» **Dataset rows about figures**:
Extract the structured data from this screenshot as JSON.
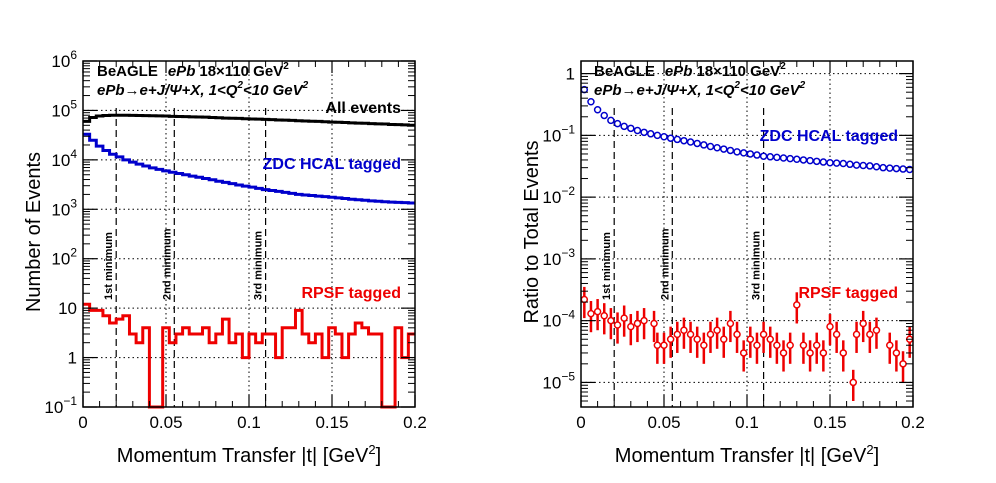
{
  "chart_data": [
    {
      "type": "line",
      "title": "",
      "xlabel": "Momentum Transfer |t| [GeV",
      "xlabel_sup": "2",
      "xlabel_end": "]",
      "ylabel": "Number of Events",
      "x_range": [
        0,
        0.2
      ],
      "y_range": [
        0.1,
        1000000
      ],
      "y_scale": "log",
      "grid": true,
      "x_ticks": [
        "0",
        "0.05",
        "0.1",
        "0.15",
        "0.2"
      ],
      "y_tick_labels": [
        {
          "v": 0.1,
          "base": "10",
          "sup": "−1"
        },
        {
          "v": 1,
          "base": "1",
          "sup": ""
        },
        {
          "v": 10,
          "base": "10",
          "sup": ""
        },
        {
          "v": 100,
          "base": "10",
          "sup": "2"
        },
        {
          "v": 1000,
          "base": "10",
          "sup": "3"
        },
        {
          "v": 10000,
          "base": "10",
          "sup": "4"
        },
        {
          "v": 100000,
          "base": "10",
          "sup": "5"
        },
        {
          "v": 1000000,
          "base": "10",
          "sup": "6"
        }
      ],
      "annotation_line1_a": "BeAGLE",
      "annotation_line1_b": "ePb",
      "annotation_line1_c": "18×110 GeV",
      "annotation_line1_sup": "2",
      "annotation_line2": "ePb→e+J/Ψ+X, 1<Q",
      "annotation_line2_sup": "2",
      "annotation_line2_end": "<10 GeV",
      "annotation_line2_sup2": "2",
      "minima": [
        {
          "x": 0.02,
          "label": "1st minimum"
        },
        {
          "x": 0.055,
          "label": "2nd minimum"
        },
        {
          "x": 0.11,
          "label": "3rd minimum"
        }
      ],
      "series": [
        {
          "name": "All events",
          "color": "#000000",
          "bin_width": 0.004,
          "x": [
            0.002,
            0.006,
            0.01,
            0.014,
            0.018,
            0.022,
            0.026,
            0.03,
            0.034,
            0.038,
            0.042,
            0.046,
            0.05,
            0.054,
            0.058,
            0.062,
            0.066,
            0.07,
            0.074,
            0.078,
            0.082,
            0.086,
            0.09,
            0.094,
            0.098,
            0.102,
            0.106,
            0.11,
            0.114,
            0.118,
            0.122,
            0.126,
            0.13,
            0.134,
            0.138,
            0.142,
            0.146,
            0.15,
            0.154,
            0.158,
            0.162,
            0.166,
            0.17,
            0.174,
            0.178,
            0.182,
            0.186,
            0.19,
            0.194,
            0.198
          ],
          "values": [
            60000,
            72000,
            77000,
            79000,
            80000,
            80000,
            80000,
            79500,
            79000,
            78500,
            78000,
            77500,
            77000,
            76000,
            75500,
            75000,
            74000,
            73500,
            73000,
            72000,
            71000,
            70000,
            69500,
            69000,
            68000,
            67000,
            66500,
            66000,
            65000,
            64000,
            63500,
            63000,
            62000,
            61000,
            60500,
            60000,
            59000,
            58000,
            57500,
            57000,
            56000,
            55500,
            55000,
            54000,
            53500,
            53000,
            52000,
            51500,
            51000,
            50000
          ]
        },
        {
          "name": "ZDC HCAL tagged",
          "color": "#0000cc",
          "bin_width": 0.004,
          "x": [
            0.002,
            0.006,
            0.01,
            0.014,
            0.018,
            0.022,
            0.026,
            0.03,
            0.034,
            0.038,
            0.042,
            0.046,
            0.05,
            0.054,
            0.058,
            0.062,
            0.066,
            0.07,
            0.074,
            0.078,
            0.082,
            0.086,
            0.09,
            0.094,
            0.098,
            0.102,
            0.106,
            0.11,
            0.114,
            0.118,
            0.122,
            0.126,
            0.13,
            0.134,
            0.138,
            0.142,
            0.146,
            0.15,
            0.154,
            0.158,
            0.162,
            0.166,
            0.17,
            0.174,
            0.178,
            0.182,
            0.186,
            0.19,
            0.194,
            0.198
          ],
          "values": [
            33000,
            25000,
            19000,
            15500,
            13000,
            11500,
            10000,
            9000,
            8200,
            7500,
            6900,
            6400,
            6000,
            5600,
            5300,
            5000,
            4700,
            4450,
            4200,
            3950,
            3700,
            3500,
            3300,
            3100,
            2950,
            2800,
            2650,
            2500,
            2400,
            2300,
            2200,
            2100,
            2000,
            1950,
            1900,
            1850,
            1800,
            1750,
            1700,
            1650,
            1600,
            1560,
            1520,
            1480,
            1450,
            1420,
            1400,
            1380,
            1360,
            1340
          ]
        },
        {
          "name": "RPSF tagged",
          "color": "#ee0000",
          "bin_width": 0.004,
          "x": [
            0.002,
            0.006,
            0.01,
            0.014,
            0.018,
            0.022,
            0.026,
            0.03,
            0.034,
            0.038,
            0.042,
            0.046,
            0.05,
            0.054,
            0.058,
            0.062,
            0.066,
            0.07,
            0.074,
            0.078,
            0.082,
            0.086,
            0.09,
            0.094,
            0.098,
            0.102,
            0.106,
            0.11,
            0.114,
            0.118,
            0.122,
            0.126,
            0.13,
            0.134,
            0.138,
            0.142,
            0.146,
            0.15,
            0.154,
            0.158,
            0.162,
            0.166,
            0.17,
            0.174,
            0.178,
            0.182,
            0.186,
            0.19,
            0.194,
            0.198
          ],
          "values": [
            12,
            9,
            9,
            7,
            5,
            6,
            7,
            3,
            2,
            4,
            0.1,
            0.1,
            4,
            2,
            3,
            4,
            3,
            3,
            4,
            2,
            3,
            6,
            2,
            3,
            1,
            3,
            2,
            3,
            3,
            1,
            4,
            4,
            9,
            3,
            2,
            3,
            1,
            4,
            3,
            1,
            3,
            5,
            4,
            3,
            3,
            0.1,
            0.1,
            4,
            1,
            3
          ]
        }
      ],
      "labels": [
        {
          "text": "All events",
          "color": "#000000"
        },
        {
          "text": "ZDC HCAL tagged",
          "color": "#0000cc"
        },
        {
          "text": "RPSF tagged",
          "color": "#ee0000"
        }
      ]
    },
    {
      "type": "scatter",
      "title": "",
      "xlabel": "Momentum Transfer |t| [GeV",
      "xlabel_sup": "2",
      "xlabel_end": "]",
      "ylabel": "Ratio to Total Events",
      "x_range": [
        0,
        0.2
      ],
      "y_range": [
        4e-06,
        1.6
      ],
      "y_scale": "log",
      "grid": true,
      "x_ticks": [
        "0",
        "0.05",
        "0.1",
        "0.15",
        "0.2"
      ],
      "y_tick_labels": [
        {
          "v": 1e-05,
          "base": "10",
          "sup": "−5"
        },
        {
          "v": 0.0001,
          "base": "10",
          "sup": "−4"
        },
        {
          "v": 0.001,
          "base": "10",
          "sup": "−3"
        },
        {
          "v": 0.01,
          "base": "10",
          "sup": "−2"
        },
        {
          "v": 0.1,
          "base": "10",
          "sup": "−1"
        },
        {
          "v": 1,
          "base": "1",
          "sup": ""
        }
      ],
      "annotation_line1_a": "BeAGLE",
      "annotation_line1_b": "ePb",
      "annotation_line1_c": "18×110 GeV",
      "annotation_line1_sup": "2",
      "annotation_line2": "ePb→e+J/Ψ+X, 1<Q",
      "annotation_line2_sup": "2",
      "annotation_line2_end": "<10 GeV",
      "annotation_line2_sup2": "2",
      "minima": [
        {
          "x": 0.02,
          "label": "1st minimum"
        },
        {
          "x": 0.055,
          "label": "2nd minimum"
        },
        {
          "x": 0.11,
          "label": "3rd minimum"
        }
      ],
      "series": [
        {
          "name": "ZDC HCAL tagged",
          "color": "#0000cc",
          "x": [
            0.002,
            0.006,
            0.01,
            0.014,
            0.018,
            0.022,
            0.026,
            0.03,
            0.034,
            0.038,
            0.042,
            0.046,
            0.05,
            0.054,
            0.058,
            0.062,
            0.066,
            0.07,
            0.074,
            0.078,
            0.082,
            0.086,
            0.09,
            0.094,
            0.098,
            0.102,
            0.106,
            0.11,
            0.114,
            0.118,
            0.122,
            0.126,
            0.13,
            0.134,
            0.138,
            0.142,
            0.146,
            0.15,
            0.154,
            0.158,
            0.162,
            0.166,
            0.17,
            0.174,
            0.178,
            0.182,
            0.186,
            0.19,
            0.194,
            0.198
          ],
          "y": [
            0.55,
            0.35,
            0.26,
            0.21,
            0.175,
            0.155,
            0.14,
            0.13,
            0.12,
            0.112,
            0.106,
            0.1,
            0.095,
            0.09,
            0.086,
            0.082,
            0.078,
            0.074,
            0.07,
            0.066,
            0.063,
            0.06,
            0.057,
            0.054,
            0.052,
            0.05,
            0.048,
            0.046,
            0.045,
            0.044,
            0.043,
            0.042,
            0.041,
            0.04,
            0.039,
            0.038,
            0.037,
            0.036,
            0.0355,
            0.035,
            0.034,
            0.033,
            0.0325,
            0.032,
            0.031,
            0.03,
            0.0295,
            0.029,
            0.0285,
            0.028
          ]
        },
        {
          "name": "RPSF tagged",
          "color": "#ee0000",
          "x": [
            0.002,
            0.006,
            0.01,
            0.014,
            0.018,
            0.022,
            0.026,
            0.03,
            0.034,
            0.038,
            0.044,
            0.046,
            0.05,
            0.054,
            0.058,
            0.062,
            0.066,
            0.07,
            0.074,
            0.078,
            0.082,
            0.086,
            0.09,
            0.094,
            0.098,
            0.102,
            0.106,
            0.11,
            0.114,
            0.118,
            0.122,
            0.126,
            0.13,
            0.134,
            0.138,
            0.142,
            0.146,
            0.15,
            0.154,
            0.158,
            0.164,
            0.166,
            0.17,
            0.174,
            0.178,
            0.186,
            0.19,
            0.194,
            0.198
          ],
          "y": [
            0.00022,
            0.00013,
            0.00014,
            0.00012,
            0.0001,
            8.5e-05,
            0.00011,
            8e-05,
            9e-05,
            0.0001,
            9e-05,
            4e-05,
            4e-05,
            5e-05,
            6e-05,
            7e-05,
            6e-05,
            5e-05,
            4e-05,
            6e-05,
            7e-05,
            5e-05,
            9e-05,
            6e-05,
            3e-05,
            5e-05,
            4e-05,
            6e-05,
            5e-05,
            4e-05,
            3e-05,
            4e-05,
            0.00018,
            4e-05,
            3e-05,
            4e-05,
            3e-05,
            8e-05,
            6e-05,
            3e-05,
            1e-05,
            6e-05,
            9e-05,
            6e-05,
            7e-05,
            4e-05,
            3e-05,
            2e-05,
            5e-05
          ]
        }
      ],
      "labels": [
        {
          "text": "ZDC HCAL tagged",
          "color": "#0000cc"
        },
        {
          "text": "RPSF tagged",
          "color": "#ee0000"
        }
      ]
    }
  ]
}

» **TO BE DONE**:
Write out each line of the data that holds the string "ylabel".

» **FINAL RESULT**:
      "ylabel": "Number of Events",
      "ylabel": "Ratio to Total Events",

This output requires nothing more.